- Given information:
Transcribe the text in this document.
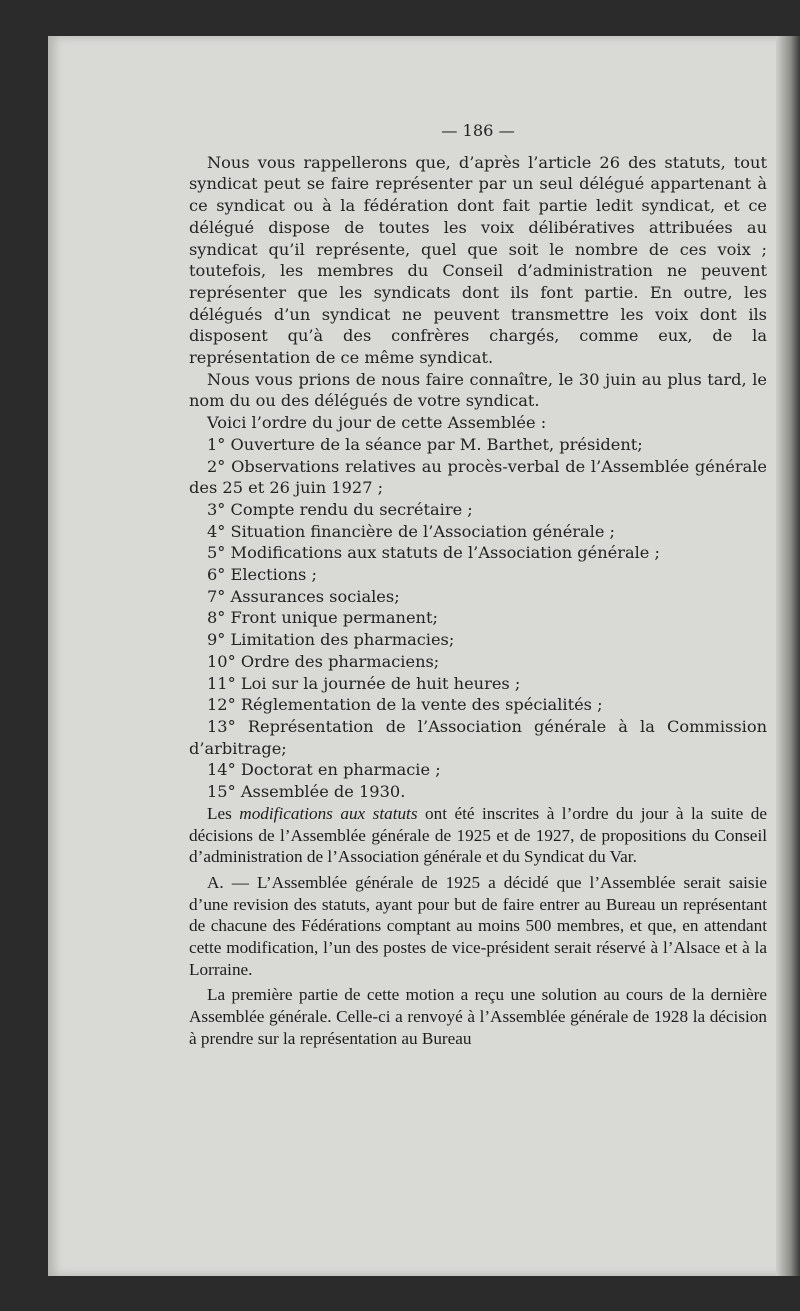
— 186 —

Nous vous rappellerons que, d’après l’article 26 des statuts, tout syndicat peut se faire représenter par un seul délégué appartenant à ce syndicat ou à la fédération dont fait partie ledit syndicat, et ce délégué dispose de toutes les voix délibératives attribuées au syndicat qu’il représente, quel que soit le nombre de ces voix ; toutefois, les membres du Conseil d’administration ne peuvent représenter que les syndicats dont ils font partie. En outre, les délégués d’un syndicat ne peuvent transmettre les voix dont ils disposent qu’à des confrères chargés, comme eux, de la représentation de ce même syndicat.

Nous vous prions de nous faire connaître, le 30 juin au plus tard, le nom du ou des délégués de votre syndicat.

Voici l’ordre du jour de cette Assemblée :

1° Ouverture de la séance par M. Barthet, président;
2° Observations relatives au procès-verbal de l’Assemblée générale des 25 et 26 juin 1927 ;
3° Compte rendu du secrétaire ;
4° Situation financière de l’Association générale ;
5° Modifications aux statuts de l’Association générale ;
6° Elections ;
7° Assurances sociales;
8° Front unique permanent;
9° Limitation des pharmacies;
10° Ordre des pharmaciens;
11° Loi sur la journée de huit heures ;
12° Réglementation de la vente des spécialités ;
13° Représentation de l’Association générale à la Commission d’arbitrage;
14° Doctorat en pharmacie ;
15° Assemblée de 1930.

Les modifications aux statuts ont été inscrites à l’ordre du jour à la suite de décisions de l’Assemblée générale de 1925 et de 1927, de propositions du Conseil d’administration de l’Association générale et du Syndicat du Var.

A. — L’Assemblée générale de 1925 a décidé que l’Assemblée serait saisie d’une revision des statuts, ayant pour but de faire entrer au Bureau un représentant de chacune des Fédérations comptant au moins 500 membres, et que, en attendant cette modification, l’un des postes de vice-président serait réservé à l’Alsace et à la Lorraine.

La première partie de cette motion a reçu une solution au cours de la dernière Assemblée générale. Celle-ci a renvoyé à l’Assemblée générale de 1928 la décision à prendre sur la représentation au Bureau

- Given request: Look above for lines with the word "juin" and copy them all.

- Written response:
Nous vous prions de nous faire connaître, le 30 juin au plus tard, le nom du ou des délégués de votre syndicat.
2° Observations relatives au procès-verbal de l’Assemblée générale des 25 et 26 juin 1927 ;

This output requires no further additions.